YOUR GOAL ▸
Output every entry exactly as written, skipping any pictures.

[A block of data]
** start **

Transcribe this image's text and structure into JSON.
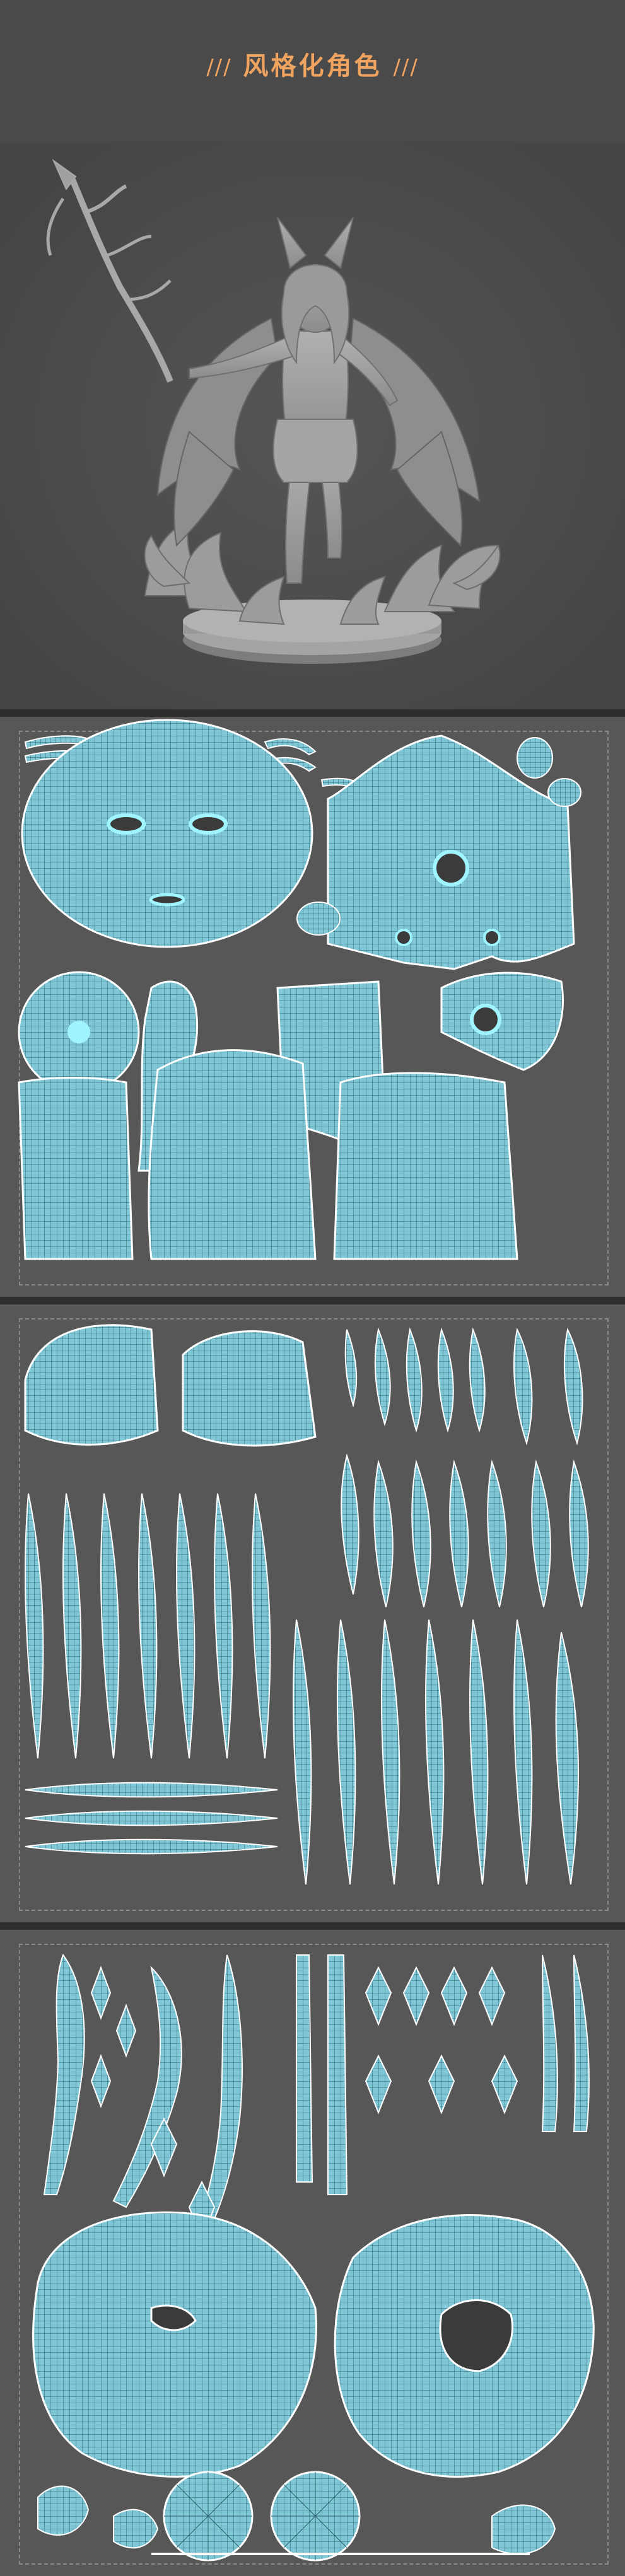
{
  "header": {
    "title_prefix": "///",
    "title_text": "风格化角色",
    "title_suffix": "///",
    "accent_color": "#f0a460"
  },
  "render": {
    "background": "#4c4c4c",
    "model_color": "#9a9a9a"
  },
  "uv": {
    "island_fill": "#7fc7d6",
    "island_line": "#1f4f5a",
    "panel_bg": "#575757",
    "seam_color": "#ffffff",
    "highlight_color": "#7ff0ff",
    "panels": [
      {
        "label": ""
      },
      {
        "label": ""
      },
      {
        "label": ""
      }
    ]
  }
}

** end **

ANSWER TO THIS TASK ▸
Transcribe this image's text and structure into JSON.
{
  "header": {
    "title_prefix": "///",
    "title_text": "风格化角色",
    "title_suffix": "///",
    "accent_color": "#f0a460"
  },
  "render": {
    "background": "#4c4c4c",
    "model_color": "#9a9a9a"
  },
  "uv": {
    "island_fill": "#7fc7d6",
    "island_line": "#1f4f5a",
    "panel_bg": "#575757",
    "seam_color": "#ffffff",
    "highlight_color": "#7ff0ff",
    "panels": [
      {
        "label": ""
      },
      {
        "label": ""
      },
      {
        "label": ""
      }
    ]
  }
}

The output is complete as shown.